• **What is being asked**
All of the data needs to be repeated exactly.
= = = =
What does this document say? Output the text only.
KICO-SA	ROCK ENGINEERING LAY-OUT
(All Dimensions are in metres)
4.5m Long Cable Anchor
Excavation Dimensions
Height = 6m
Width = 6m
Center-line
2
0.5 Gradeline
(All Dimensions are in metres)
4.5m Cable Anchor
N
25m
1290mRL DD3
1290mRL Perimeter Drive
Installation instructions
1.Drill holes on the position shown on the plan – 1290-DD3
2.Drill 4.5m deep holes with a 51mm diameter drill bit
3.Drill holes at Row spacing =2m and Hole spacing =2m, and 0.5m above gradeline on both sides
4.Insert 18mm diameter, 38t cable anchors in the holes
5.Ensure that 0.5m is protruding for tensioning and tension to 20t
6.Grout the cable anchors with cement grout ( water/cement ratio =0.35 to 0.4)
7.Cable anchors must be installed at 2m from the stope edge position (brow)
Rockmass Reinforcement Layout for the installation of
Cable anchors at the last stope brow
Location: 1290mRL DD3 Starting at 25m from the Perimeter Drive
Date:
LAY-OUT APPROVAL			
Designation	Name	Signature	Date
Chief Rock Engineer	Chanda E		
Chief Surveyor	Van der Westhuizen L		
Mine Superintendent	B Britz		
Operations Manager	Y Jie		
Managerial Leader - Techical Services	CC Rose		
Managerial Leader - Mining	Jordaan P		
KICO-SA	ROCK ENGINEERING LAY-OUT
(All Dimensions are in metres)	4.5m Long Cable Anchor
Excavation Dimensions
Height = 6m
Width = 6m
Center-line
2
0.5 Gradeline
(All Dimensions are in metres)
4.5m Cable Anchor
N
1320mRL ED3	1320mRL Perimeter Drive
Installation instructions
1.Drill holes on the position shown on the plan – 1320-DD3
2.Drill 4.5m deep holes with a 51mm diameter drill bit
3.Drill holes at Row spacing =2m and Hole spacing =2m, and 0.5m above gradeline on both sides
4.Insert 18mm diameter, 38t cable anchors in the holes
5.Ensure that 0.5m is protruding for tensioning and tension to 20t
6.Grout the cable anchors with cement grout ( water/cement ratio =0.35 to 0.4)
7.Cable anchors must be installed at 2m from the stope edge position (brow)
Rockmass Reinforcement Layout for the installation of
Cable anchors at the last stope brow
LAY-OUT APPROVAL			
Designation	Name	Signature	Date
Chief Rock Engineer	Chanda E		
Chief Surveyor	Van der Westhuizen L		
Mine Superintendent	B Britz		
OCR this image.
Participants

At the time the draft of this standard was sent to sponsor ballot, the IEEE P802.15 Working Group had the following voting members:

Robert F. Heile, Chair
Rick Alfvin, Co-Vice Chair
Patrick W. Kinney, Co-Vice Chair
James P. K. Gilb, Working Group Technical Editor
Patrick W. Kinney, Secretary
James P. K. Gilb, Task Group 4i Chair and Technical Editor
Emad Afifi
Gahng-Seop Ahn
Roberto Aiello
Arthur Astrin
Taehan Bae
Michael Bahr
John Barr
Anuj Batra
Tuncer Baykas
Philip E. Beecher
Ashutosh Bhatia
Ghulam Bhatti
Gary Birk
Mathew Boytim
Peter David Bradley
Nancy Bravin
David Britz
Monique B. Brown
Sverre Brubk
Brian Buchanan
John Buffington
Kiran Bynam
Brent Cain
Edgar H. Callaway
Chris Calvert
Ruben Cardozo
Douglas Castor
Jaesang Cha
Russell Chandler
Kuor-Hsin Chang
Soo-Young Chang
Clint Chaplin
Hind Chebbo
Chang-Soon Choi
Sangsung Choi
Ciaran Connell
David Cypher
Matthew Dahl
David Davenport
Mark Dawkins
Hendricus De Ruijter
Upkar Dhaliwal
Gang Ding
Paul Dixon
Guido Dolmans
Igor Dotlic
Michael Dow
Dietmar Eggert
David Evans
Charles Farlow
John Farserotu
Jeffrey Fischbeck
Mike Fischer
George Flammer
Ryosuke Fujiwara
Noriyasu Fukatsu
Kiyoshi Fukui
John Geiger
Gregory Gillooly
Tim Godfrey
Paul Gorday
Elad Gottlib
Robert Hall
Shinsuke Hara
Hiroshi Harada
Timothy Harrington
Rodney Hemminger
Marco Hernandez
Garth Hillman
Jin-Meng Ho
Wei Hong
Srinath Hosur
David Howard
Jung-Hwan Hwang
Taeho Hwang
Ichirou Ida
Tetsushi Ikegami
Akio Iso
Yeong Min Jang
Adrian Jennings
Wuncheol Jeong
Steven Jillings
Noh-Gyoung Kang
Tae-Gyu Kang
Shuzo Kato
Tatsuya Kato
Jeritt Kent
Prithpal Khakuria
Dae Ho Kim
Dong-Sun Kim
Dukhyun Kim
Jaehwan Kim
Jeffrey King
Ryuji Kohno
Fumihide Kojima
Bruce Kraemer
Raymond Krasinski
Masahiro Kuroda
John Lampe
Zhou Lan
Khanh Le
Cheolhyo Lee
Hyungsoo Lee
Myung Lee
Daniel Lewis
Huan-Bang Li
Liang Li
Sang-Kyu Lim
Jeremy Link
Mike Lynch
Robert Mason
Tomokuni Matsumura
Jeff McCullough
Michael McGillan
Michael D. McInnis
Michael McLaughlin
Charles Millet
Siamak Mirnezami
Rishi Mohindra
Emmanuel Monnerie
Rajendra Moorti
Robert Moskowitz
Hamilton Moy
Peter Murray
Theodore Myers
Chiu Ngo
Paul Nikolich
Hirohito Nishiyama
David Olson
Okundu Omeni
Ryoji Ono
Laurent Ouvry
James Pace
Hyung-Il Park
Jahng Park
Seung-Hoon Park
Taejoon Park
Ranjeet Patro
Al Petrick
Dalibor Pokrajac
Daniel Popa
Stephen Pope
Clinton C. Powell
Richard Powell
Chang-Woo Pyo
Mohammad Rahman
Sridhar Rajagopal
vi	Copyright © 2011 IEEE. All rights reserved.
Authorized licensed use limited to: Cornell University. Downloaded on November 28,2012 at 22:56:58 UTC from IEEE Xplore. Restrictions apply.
= = = =
• **Solution for this problem**
What does this document say? Output the text only.
KICO-SA	ROCK ENGINEERING LAY-OUT
(All Dimensions are in metres)
4.5m Long Cable Anchor
Excavation Dimensions
Height = 6m
Width = 6m
Center-line
2
0.5 Gradeline
(All Dimensions are in metres)
4.5m Cable Anchor
N
25m
1290mRL DD3
1290mRL Perimeter Drive
Installation instructions
1.Drill holes on the position shown on the plan – 1290-DD3
2.Drill 4.5m deep holes with a 51mm diameter drill bit
3.Drill holes at Row spacing =2m and Hole spacing =2m, and 0.5m above gradeline on both sides
4.Insert 18mm diameter, 38t cable anchors in the holes
5.Ensure that 0.5m is protruding for tensioning and tension to 20t
6.Grout the cable anchors with cement grout ( water/cement ratio =0.35 to 0.4)
7.Cable anchors must be installed at 2m from the stope edge position (brow)
Rockmass Reinforcement Layout for the installation of
Cable anchors at the last stope brow
Location: 1290mRL DD3 Starting at 25m from the Perimeter Drive
Date:
LAY-OUT APPROVAL			
Designation	Name	Signature	Date
Chief Rock Engineer	Chanda E		
Chief Surveyor	Van der Westhuizen L		
Mine Superintendent	B Britz		
Operations Manager	Y Jie		
Managerial Leader - Techical Services	CC Rose		
Managerial Leader - Mining	Jordaan P		
KICO-SA	ROCK ENGINEERING LAY-OUT
(All Dimensions are in metres)	4.5m Long Cable Anchor
Excavation Dimensions
Height = 6m
Width = 6m
Center-line
2
0.5 Gradeline
(All Dimensions are in metres)
4.5m Cable Anchor
N
1320mRL ED3	1320mRL Perimeter Drive
Installation instructions
1.Drill holes on the position shown on the plan – 1320-DD3
2.Drill 4.5m deep holes with a 51mm diameter drill bit
3.Drill holes at Row spacing =2m and Hole spacing =2m, and 0.5m above gradeline on both sides
4.Insert 18mm diameter, 38t cable anchors in the holes
5.Ensure that 0.5m is protruding for tensioning and tension to 20t
6.Grout the cable anchors with cement grout ( water/cement ratio =0.35 to 0.4)
7.Cable anchors must be installed at 2m from the stope edge position (brow)
Rockmass Reinforcement Layout for the installation of
Cable anchors at the last stope brow
LAY-OUT APPROVAL			
Designation	Name	Signature	Date
Chief Rock Engineer	Chanda E		
Chief Surveyor	Van der Westhuizen L		
Mine Superintendent	B Britz		
OCR this image.
Participants

At the time the draft of this standard was sent to sponsor ballot, the IEEE P802.15 Working Group had the following voting members:

Robert F. Heile, Chair
Rick Alfvin, Co-Vice Chair
Patrick W. Kinney, Co-Vice Chair
James P. K. Gilb, Working Group Technical Editor
Patrick W. Kinney, Secretary
James P. K. Gilb, Task Group 4i Chair and Technical Editor
Emad Afifi
Gahng-Seop Ahn
Roberto Aiello
Arthur Astrin
Taehan Bae
Michael Bahr
John Barr
Anuj Batra
Tuncer Baykas
Philip E. Beecher
Ashutosh Bhatia
Ghulam Bhatti
Gary Birk
Mathew Boytim
Peter David Bradley
Nancy Bravin
David Britz
Monique B. Brown
Sverre Brubk
Brian Buchanan
John Buffington
Kiran Bynam
Brent Cain
Edgar H. Callaway
Chris Calvert
Ruben Cardozo
Douglas Castor
Jaesang Cha
Russell Chandler
Kuor-Hsin Chang
Soo-Young Chang
Clint Chaplin
Hind Chebbo
Chang-Soon Choi
Sangsung Choi
Ciaran Connell
David Cypher
Matthew Dahl
David Davenport
Mark Dawkins
Hendricus De Ruijter
Upkar Dhaliwal
Gang Ding
Paul Dixon
Guido Dolmans
Igor Dotlic
Michael Dow
Dietmar Eggert
David Evans
Charles Farlow
John Farserotu
Jeffrey Fischbeck
Mike Fischer
George Flammer
Ryosuke Fujiwara
Noriyasu Fukatsu
Kiyoshi Fukui
John Geiger
Gregory Gillooly
Tim Godfrey
Paul Gorday
Elad Gottlib
Robert Hall
Shinsuke Hara
Hiroshi Harada
Timothy Harrington
Rodney Hemminger
Marco Hernandez
Garth Hillman
Jin-Meng Ho
Wei Hong
Srinath Hosur
David Howard
Jung-Hwan Hwang
Taeho Hwang
Ichirou Ida
Tetsushi Ikegami
Akio Iso
Yeong Min Jang
Adrian Jennings
Wuncheol Jeong
Steven Jillings
Noh-Gyoung Kang
Tae-Gyu Kang
Shuzo Kato
Tatsuya Kato
Jeritt Kent
Prithpal Khakuria
Dae Ho Kim
Dong-Sun Kim
Dukhyun Kim
Jaehwan Kim
Jeffrey King
Ryuji Kohno
Fumihide Kojima
Bruce Kraemer
Raymond Krasinski
Masahiro Kuroda
John Lampe
Zhou Lan
Khanh Le
Cheolhyo Lee
Hyungsoo Lee
Myung Lee
Daniel Lewis
Huan-Bang Li
Liang Li
Sang-Kyu Lim
Jeremy Link
Mike Lynch
Robert Mason
Tomokuni Matsumura
Jeff McCullough
Michael McGillan
Michael D. McInnis
Michael McLaughlin
Charles Millet
Siamak Mirnezami
Rishi Mohindra
Emmanuel Monnerie
Rajendra Moorti
Robert Moskowitz
Hamilton Moy
Peter Murray
Theodore Myers
Chiu Ngo
Paul Nikolich
Hirohito Nishiyama
David Olson
Okundu Omeni
Ryoji Ono
Laurent Ouvry
James Pace
Hyung-Il Park
Jahng Park
Seung-Hoon Park
Taejoon Park
Ranjeet Patro
Al Petrick
Dalibor Pokrajac
Daniel Popa
Stephen Pope
Clinton C. Powell
Richard Powell
Chang-Woo Pyo
Mohammad Rahman
Sridhar Rajagopal
vi	Copyright © 2011 IEEE. All rights reserved.
Authorized licensed use limited to: Cornell University. Downloaded on November 28,2012 at 22:56:58 UTC from IEEE Xplore. Restrictions apply.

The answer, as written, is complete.